- _Problem description_:
Every record below should be written out exactly; pictures stay out.

(Items from a data source)
┌──

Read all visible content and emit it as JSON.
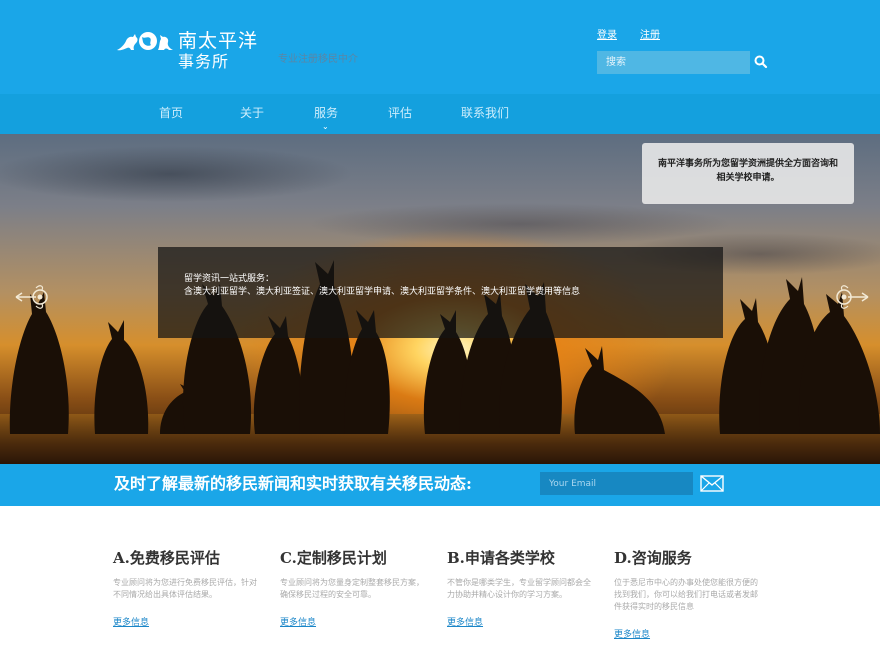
{
  "brand": {
    "title": "南太平洋",
    "subtitle": "事务所",
    "tagline": "专业注册移民中介"
  },
  "auth": {
    "login": "登录",
    "register": "注册"
  },
  "search": {
    "placeholder": "搜索"
  },
  "nav": {
    "items": [
      {
        "label": "首页"
      },
      {
        "label": "关于"
      },
      {
        "label": "服务"
      },
      {
        "label": "评估"
      },
      {
        "label": "联系我们"
      }
    ],
    "caret": "⌄"
  },
  "hero": {
    "notice": "南平洋事务所为您留学资洲提供全方面咨询和相关学校申请。",
    "caption_line1": "留学资讯一站式服务：",
    "caption_line2": "含澳大利亚留学、澳大利亚签证、澳大利亚留学申请、澳大利亚留学条件、澳大利亚留学费用等信息"
  },
  "newsletter": {
    "text": "及时了解最新的移民新闻和实时获取有关移民动态:",
    "email_placeholder": "Your Email"
  },
  "services": [
    {
      "title": "A.免费移民评估",
      "desc": "专业顾问将为您进行免费移民评估，针对不同情况给出具体评估结果。",
      "link": "更多信息"
    },
    {
      "title": "C.定制移民计划",
      "desc": "专业顾问将为您量身定制整套移民方案，确保移民过程的安全可靠。",
      "link": "更多信息"
    },
    {
      "title": "B.申请各类学校",
      "desc": "不管你是哪类学生，专业留学顾问都会全力协助并精心设计你的学习方案。",
      "link": "更多信息"
    },
    {
      "title": "D.咨询服务",
      "desc": "位于悉尼市中心的办事处使您能很方便的找到我们，你可以给我们打电话或者发邮件获得实时的移民信息",
      "link": "更多信息"
    }
  ],
  "colors": {
    "header_blue": "#1aa6e8",
    "nav_blue": "#14a0de",
    "link_blue": "#1a86c8"
  },
  "icons": {
    "logo": "kangaroo-globe-logo",
    "search": "magnifier-icon",
    "mail": "envelope-icon",
    "prev": "ornate-arrow-left-icon",
    "next": "ornate-arrow-right-icon"
  }
}
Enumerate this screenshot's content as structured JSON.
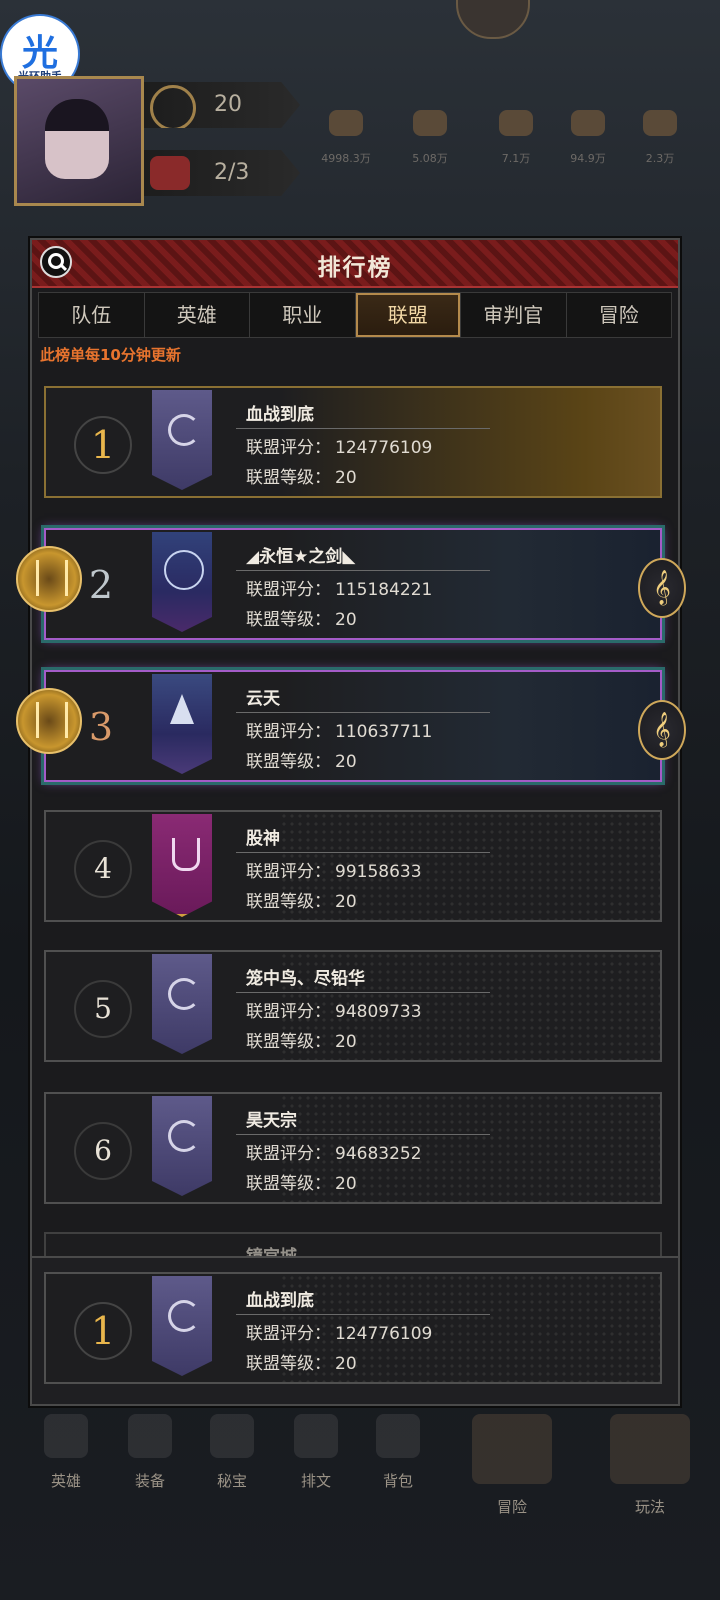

└──

- _Solution to this exercise_:
Read all visible content and emit it as JSON.
{
  "brand": {
    "title": "南太平洋",
    "subtitle": "事务所",
    "tagline": "专业注册移民中介"
  },
  "auth": {
    "login": "登录",
    "register": "注册"
  },
  "search": {
    "placeholder": "搜索"
  },
  "nav": {
    "items": [
      {
        "label": "首页"
      },
      {
        "label": "关于"
      },
      {
        "label": "服务"
      },
      {
        "label": "评估"
      },
      {
        "label": "联系我们"
      }
    ],
    "caret": "⌄"
  },
  "hero": {
    "notice": "南平洋事务所为您留学资洲提供全方面咨询和相关学校申请。",
    "caption_line1": "留学资讯一站式服务：",
    "caption_line2": "含澳大利亚留学、澳大利亚签证、澳大利亚留学申请、澳大利亚留学条件、澳大利亚留学费用等信息"
  },
  "newsletter": {
    "text": "及时了解最新的移民新闻和实时获取有关移民动态:",
    "email_placeholder": "Your Email"
  },
  "services": [
    {
      "title": "A.免费移民评估",
      "desc": "专业顾问将为您进行免费移民评估，针对不同情况给出具体评估结果。",
      "link": "更多信息"
    },
    {
      "title": "C.定制移民计划",
      "desc": "专业顾问将为您量身定制整套移民方案，确保移民过程的安全可靠。",
      "link": "更多信息"
    },
    {
      "title": "B.申请各类学校",
      "desc": "不管你是哪类学生，专业留学顾问都会全力协助并精心设计你的学习方案。",
      "link": "更多信息"
    },
    {
      "title": "D.咨询服务",
      "desc": "位于悉尼市中心的办事处使您能很方便的找到我们，你可以给我们打电话或者发邮件获得实时的移民信息",
      "link": "更多信息"
    }
  ],
  "colors": {
    "header_blue": "#1aa6e8",
    "nav_blue": "#14a0de",
    "link_blue": "#1a86c8"
  },
  "icons": {
    "logo": "kangaroo-globe-logo",
    "search": "magnifier-icon",
    "mail": "envelope-icon",
    "prev": "ornate-arrow-left-icon",
    "next": "ornate-arrow-right-icon"
  }
}
Enumerate this screenshot's content as structured JSON.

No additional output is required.